Given task
All entries must be extracted exactly, with nothing added or dropped.
>> START
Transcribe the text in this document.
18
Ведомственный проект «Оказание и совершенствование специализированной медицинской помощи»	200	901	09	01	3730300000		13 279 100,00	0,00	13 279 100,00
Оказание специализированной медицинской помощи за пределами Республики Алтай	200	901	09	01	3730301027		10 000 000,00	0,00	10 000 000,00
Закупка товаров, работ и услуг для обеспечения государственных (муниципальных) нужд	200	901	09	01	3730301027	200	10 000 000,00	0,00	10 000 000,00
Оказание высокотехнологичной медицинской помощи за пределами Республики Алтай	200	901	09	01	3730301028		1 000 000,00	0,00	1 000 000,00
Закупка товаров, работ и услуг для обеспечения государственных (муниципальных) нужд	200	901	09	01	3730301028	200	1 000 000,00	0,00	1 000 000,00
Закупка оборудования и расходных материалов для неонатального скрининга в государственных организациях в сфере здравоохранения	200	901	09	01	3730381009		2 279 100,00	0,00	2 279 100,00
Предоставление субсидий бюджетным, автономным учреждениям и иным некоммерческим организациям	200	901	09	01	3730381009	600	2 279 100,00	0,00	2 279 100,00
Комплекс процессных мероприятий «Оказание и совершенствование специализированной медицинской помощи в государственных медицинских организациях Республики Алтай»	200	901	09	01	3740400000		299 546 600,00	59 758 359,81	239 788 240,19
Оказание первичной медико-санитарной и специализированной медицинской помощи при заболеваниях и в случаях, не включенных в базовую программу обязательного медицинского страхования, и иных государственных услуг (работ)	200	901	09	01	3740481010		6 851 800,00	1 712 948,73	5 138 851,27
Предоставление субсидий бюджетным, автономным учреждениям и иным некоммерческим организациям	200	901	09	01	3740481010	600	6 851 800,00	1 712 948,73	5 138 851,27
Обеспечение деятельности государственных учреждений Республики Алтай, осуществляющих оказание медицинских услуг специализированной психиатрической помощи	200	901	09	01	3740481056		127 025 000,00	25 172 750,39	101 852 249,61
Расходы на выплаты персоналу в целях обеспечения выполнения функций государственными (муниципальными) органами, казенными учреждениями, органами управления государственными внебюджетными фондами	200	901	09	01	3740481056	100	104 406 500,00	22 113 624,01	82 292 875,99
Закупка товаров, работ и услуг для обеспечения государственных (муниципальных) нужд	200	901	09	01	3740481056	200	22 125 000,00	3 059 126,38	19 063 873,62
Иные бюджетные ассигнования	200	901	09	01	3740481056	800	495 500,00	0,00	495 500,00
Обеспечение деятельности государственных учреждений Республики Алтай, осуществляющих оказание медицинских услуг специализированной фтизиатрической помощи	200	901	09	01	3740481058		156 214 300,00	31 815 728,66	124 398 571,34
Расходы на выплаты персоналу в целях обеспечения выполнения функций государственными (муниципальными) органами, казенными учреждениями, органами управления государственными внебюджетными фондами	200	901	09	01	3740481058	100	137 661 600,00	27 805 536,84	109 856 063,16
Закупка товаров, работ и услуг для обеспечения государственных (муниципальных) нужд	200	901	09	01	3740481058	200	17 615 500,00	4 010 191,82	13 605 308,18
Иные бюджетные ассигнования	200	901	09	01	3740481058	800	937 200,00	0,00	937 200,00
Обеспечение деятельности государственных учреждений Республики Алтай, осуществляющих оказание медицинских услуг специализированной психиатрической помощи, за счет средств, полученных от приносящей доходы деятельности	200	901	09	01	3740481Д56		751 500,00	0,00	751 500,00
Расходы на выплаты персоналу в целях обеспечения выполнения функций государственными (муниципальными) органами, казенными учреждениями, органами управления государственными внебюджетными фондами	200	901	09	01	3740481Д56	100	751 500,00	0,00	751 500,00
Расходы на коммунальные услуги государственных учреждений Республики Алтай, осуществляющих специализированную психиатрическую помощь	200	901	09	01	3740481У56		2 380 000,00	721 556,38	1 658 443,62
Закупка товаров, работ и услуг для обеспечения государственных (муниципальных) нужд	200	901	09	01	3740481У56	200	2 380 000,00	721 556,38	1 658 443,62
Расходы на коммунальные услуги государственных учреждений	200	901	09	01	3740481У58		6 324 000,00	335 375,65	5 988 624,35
>> END
Output for this exercise
Transcribe the text in this document.
18
Ведомственный проект «Оказание и совершенствование специализированной медицинской помощи»	200	901	09	01	3730300000		13 279 100,00	0,00	13 279 100,00
Оказание специализированной медицинской помощи за пределами Республики Алтай	200	901	09	01	3730301027		10 000 000,00	0,00	10 000 000,00
Закупка товаров, работ и услуг для обеспечения государственных (муниципальных) нужд	200	901	09	01	3730301027	200	10 000 000,00	0,00	10 000 000,00
Оказание высокотехнологичной медицинской помощи за пределами Республики Алтай	200	901	09	01	3730301028		1 000 000,00	0,00	1 000 000,00
Закупка товаров, работ и услуг для обеспечения государственных (муниципальных) нужд	200	901	09	01	3730301028	200	1 000 000,00	0,00	1 000 000,00
Закупка оборудования и расходных материалов для неонатального скрининга в государственных организациях в сфере здравоохранения	200	901	09	01	3730381009		2 279 100,00	0,00	2 279 100,00
Предоставление субсидий бюджетным, автономным учреждениям и иным некоммерческим организациям	200	901	09	01	3730381009	600	2 279 100,00	0,00	2 279 100,00
Комплекс процессных мероприятий «Оказание и совершенствование специализированной медицинской помощи в государственных медицинских организациях Республики Алтай»	200	901	09	01	3740400000		299 546 600,00	59 758 359,81	239 788 240,19
Оказание первичной медико-санитарной и специализированной медицинской помощи при заболеваниях и в случаях, не включенных в базовую программу обязательного медицинского страхования, и иных государственных услуг (работ)	200	901	09	01	3740481010		6 851 800,00	1 712 948,73	5 138 851,27
Предоставление субсидий бюджетным, автономным учреждениям и иным некоммерческим организациям	200	901	09	01	3740481010	600	6 851 800,00	1 712 948,73	5 138 851,27
Обеспечение деятельности государственных учреждений Республики Алтай, осуществляющих оказание медицинских услуг специализированной психиатрической помощи	200	901	09	01	3740481056		127 025 000,00	25 172 750,39	101 852 249,61
Расходы на выплаты персоналу в целях обеспечения выполнения функций государственными (муниципальными) органами, казенными учреждениями, органами управления государственными внебюджетными фондами	200	901	09	01	3740481056	100	104 406 500,00	22 113 624,01	82 292 875,99
Закупка товаров, работ и услуг для обеспечения государственных (муниципальных) нужд	200	901	09	01	3740481056	200	22 125 000,00	3 059 126,38	19 063 873,62
Иные бюджетные ассигнования	200	901	09	01	3740481056	800	495 500,00	0,00	495 500,00
Обеспечение деятельности государственных учреждений Республики Алтай, осуществляющих оказание медицинских услуг специализированной фтизиатрической помощи	200	901	09	01	3740481058		156 214 300,00	31 815 728,66	124 398 571,34
Расходы на выплаты персоналу в целях обеспечения выполнения функций государственными (муниципальными) органами, казенными учреждениями, органами управления государственными внебюджетными фондами	200	901	09	01	3740481058	100	137 661 600,00	27 805 536,84	109 856 063,16
Закупка товаров, работ и услуг для обеспечения государственных (муниципальных) нужд	200	901	09	01	3740481058	200	17 615 500,00	4 010 191,82	13 605 308,18
Иные бюджетные ассигнования	200	901	09	01	3740481058	800	937 200,00	0,00	937 200,00
Обеспечение деятельности государственных учреждений Республики Алтай, осуществляющих оказание медицинских услуг специализированной психиатрической помощи, за счет средств, полученных от приносящей доходы деятельности	200	901	09	01	3740481Д56		751 500,00	0,00	751 500,00
Расходы на выплаты персоналу в целях обеспечения выполнения функций государственными (муниципальными) органами, казенными учреждениями, органами управления государственными внебюджетными фондами	200	901	09	01	3740481Д56	100	751 500,00	0,00	751 500,00
Расходы на коммунальные услуги государственных учреждений Республики Алтай, осуществляющих специализированную психиатрическую помощь	200	901	09	01	3740481У56		2 380 000,00	721 556,38	1 658 443,62
Закупка товаров, работ и услуг для обеспечения государственных (муниципальных) нужд	200	901	09	01	3740481У56	200	2 380 000,00	721 556,38	1 658 443,62
Расходы на коммунальные услуги государственных учреждений	200	901	09	01	3740481У58		6 324 000,00	335 375,65	5 988 624,35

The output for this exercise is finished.